■ **Exercise task**: Each record must be reproduced exactly as it is shown.

■ **Records supplied**:
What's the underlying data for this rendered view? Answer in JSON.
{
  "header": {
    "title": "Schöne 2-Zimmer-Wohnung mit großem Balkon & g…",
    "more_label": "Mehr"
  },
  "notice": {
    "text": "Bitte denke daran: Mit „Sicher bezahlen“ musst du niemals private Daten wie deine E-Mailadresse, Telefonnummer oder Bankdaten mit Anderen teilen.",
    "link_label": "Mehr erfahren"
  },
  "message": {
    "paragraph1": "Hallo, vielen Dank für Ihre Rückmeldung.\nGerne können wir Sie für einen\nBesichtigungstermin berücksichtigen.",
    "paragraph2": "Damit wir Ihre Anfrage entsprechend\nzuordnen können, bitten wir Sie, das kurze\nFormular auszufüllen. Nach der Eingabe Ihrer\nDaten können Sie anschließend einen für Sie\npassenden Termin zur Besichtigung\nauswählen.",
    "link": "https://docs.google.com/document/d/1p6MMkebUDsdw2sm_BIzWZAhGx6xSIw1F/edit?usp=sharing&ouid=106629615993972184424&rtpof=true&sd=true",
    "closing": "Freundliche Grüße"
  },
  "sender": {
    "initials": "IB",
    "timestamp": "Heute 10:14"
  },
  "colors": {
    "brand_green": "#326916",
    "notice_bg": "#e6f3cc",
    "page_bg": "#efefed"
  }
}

■ **Solution to this task**:
What's the underlying data for this rendered view? Answer in JSON.
{
  "header": {
    "title": "Schöne 2-Zimmer-Wohnung mit großem Balkon & g…",
    "more_label": "Mehr"
  },
  "notice": {
    "text": "Bitte denke daran: Mit „Sicher bezahlen“ musst du niemals private Daten wie deine E-Mailadresse, Telefonnummer oder Bankdaten mit Anderen teilen.",
    "link_label": "Mehr erfahren"
  },
  "message": {
    "paragraph1": "Hallo, vielen Dank für Ihre Rückmeldung.\nGerne können wir Sie für einen\nBesichtigungstermin berücksichtigen.",
    "paragraph2": "Damit wir Ihre Anfrage entsprechend\nzuordnen können, bitten wir Sie, das kurze\nFormular auszufüllen. Nach der Eingabe Ihrer\nDaten können Sie anschließend einen für Sie\npassenden Termin zur Besichtigung\nauswählen.",
    "link": "https://docs.google.com/document/d/1p6MMkebUDsdw2sm_BIzWZAhGx6xSIw1F/edit?usp=sharing&ouid=106629615993972184424&rtpof=true&sd=true",
    "closing": "Freundliche Grüße"
  },
  "sender": {
    "initials": "IB",
    "timestamp": "Heute 10:14"
  },
  "colors": {
    "brand_green": "#326916",
    "notice_bg": "#e6f3cc",
    "page_bg": "#efefed"
  }
}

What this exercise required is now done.